SOURCE DATA.

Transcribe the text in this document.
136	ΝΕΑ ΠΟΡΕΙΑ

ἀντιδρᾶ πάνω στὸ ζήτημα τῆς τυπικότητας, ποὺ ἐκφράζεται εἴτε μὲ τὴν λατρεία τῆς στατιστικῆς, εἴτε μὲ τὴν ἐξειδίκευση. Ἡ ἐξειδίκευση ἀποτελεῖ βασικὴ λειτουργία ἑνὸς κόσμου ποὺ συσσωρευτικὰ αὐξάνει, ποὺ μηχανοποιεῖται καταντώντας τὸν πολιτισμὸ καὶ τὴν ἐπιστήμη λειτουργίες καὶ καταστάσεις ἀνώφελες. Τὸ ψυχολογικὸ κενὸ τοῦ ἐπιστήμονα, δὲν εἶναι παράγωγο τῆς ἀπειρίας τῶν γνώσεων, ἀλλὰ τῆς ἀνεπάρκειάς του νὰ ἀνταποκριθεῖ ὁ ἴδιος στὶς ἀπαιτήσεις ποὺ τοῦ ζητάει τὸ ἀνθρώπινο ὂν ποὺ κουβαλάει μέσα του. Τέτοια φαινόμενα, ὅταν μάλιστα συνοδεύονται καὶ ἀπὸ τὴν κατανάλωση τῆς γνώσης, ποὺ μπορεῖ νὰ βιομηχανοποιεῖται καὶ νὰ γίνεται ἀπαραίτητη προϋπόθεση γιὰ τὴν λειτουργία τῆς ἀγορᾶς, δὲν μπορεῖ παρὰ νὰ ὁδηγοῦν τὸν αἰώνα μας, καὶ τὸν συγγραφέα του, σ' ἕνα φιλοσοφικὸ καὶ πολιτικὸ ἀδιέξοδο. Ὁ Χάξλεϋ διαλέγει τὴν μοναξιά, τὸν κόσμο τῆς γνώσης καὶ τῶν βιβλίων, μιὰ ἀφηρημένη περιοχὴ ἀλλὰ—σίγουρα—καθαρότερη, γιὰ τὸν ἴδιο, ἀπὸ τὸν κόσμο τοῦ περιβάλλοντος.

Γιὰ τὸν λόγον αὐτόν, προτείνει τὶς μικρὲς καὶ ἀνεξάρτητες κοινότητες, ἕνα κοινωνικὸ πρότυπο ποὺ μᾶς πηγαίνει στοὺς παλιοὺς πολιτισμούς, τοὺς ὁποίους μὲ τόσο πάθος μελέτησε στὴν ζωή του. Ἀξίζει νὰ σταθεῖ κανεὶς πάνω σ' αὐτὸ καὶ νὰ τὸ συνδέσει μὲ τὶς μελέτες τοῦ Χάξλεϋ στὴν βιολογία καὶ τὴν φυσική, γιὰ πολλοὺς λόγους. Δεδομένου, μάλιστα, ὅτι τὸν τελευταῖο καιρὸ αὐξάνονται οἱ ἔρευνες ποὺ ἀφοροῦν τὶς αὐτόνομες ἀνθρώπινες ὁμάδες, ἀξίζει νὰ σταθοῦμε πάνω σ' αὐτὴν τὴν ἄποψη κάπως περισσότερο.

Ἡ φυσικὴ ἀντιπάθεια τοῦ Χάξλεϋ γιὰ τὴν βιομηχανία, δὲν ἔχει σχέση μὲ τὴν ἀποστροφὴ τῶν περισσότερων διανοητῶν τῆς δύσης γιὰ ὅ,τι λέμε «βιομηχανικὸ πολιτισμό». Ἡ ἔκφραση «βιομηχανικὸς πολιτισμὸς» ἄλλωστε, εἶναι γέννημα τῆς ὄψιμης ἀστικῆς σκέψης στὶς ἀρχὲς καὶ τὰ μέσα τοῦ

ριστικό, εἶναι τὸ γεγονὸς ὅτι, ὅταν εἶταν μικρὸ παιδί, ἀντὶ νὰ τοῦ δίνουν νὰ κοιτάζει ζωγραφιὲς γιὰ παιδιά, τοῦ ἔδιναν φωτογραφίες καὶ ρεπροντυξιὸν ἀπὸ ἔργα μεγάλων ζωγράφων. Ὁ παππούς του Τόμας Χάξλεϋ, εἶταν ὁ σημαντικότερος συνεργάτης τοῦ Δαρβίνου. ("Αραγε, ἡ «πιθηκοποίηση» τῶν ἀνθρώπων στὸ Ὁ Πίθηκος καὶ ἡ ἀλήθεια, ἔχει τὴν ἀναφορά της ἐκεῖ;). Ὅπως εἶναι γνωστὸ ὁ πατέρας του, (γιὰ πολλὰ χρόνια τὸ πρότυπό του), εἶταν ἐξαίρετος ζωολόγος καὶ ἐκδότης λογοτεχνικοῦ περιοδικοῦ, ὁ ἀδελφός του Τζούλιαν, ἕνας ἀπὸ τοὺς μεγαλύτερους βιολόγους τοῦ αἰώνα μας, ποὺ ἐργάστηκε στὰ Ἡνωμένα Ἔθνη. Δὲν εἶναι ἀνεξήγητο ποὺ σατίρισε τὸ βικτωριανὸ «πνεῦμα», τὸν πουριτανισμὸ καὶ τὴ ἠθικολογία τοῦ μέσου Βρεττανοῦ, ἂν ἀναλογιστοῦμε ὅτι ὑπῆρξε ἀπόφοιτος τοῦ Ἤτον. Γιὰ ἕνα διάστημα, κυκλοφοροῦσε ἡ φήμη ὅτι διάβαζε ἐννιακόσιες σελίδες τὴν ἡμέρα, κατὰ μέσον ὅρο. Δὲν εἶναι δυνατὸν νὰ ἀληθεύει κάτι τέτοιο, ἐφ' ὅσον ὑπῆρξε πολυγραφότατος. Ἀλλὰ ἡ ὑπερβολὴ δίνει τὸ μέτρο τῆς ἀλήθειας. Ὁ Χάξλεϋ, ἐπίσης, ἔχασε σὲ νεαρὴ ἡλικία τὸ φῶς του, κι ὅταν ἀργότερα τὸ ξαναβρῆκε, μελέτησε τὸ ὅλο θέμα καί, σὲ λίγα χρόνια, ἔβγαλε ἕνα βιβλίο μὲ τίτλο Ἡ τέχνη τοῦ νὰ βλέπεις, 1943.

AIM. Print the listing above in full, exactly as it is.

IN RESPONSE.
Transcribe the text in this document.
136	ΝΕΑ ΠΟΡΕΙΑ

ἀντιδρᾶ πάνω στὸ ζήτημα τῆς τυπικότητας, ποὺ ἐκφράζεται εἴτε μὲ τὴν λατρεία τῆς στατιστικῆς, εἴτε μὲ τὴν ἐξειδίκευση. Ἡ ἐξειδίκευση ἀποτελεῖ βασικὴ λειτουργία ἑνὸς κόσμου ποὺ συσσωρευτικὰ αὐξάνει, ποὺ μηχανοποιεῖται καταντώντας τὸν πολιτισμὸ καὶ τὴν ἐπιστήμη λειτουργίες καὶ καταστάσεις ἀνώφελες. Τὸ ψυχολογικὸ κενὸ τοῦ ἐπιστήμονα, δὲν εἶναι παράγωγο τῆς ἀπειρίας τῶν γνώσεων, ἀλλὰ τῆς ἀνεπάρκειάς του νὰ ἀνταποκριθεῖ ὁ ἴδιος στὶς ἀπαιτήσεις ποὺ τοῦ ζητάει τὸ ἀνθρώπινο ὂν ποὺ κουβαλάει μέσα του. Τέτοια φαινόμενα, ὅταν μάλιστα συνοδεύονται καὶ ἀπὸ τὴν κατανάλωση τῆς γνώσης, ποὺ μπορεῖ νὰ βιομηχανοποιεῖται καὶ νὰ γίνεται ἀπαραίτητη προϋπόθεση γιὰ τὴν λειτουργία τῆς ἀγορᾶς, δὲν μπορεῖ παρὰ νὰ ὁδηγοῦν τὸν αἰώνα μας, καὶ τὸν συγγραφέα του, σ' ἕνα φιλοσοφικὸ καὶ πολιτικὸ ἀδιέξοδο. Ὁ Χάξλεϋ διαλέγει τὴν μοναξιά, τὸν κόσμο τῆς γνώσης καὶ τῶν βιβλίων, μιὰ ἀφηρημένη περιοχὴ ἀλλὰ—σίγουρα—καθαρότερη, γιὰ τὸν ἴδιο, ἀπὸ τὸν κόσμο τοῦ περιβάλλοντος.

Γιὰ τὸν λόγον αὐτόν, προτείνει τὶς μικρὲς καὶ ἀνεξάρτητες κοινότητες, ἕνα κοινωνικὸ πρότυπο ποὺ μᾶς πηγαίνει στοὺς παλιοὺς πολιτισμούς, τοὺς ὁποίους μὲ τόσο πάθος μελέτησε στὴν ζωή του. Ἀξίζει νὰ σταθεῖ κανεὶς πάνω σ' αὐτὸ καὶ νὰ τὸ συνδέσει μὲ τὶς μελέτες τοῦ Χάξλεϋ στὴν βιολογία καὶ τὴν φυσική, γιὰ πολλοὺς λόγους. Δεδομένου, μάλιστα, ὅτι τὸν τελευταῖο καιρὸ αὐξάνονται οἱ ἔρευνες ποὺ ἀφοροῦν τὶς αὐτόνομες ἀνθρώπινες ὁμάδες, ἀξίζει νὰ σταθοῦμε πάνω σ' αὐτὴν τὴν ἄποψη κάπως περισσότερο.

Ἡ φυσικὴ ἀντιπάθεια τοῦ Χάξλεϋ γιὰ τὴν βιομηχανία, δὲν ἔχει σχέση μὲ τὴν ἀποστροφὴ τῶν περισσότερων διανοητῶν τῆς δύσης γιὰ ὅ,τι λέμε «βιομηχανικὸ πολιτισμό». Ἡ ἔκφραση «βιομηχανικὸς πολιτισμὸς» ἄλλωστε, εἶναι γέννημα τῆς ὄψιμης ἀστικῆς σκέψης στὶς ἀρχὲς καὶ τὰ μέσα τοῦ

ριστικό, εἶναι τὸ γεγονὸς ὅτι, ὅταν εἶταν μικρὸ παιδί, ἀντὶ νὰ τοῦ δίνουν νὰ κοιτάζει ζωγραφιὲς γιὰ παιδιά, τοῦ ἔδιναν φωτογραφίες καὶ ρεπροντυξιὸν ἀπὸ ἔργα μεγάλων ζωγράφων. Ὁ παππούς του Τόμας Χάξλεϋ, εἶταν ὁ σημαντικότερος συνεργάτης τοῦ Δαρβίνου. ("Αραγε, ἡ «πιθηκοποίηση» τῶν ἀνθρώπων στὸ Ὁ Πίθηκος καὶ ἡ ἀλήθεια, ἔχει τὴν ἀναφορά της ἐκεῖ;). Ὅπως εἶναι γνωστὸ ὁ πατέρας του, (γιὰ πολλὰ χρόνια τὸ πρότυπό του), εἶταν ἐξαίρετος ζωολόγος καὶ ἐκδότης λογοτεχνικοῦ περιοδικοῦ, ὁ ἀδελφός του Τζούλιαν, ἕνας ἀπὸ τοὺς μεγαλύτερους βιολόγους τοῦ αἰώνα μας, ποὺ ἐργάστηκε στὰ Ἡνωμένα Ἔθνη. Δὲν εἶναι ἀνεξήγητο ποὺ σατίρισε τὸ βικτωριανὸ «πνεῦμα», τὸν πουριτανισμὸ καὶ τὴ ἠθικολογία τοῦ μέσου Βρεττανοῦ, ἂν ἀναλογιστοῦμε ὅτι ὑπῆρξε ἀπόφοιτος τοῦ Ἤτον. Γιὰ ἕνα διάστημα, κυκλοφοροῦσε ἡ φήμη ὅτι διάβαζε ἐννιακόσιες σελίδες τὴν ἡμέρα, κατὰ μέσον ὅρο. Δὲν εἶναι δυνατὸν νὰ ἀληθεύει κάτι τέτοιο, ἐφ' ὅσον ὑπῆρξε πολυγραφότατος. Ἀλλὰ ἡ ὑπερβολὴ δίνει τὸ μέτρο τῆς ἀλήθειας. Ὁ Χάξλεϋ, ἐπίσης, ἔχασε σὲ νεαρὴ ἡλικία τὸ φῶς του, κι ὅταν ἀργότερα τὸ ξαναβρῆκε, μελέτησε τὸ ὅλο θέμα καί, σὲ λίγα χρόνια, ἔβγαλε ἕνα βιβλίο μὲ τίτλο Ἡ τέχνη τοῦ νὰ βλέπεις, 1943.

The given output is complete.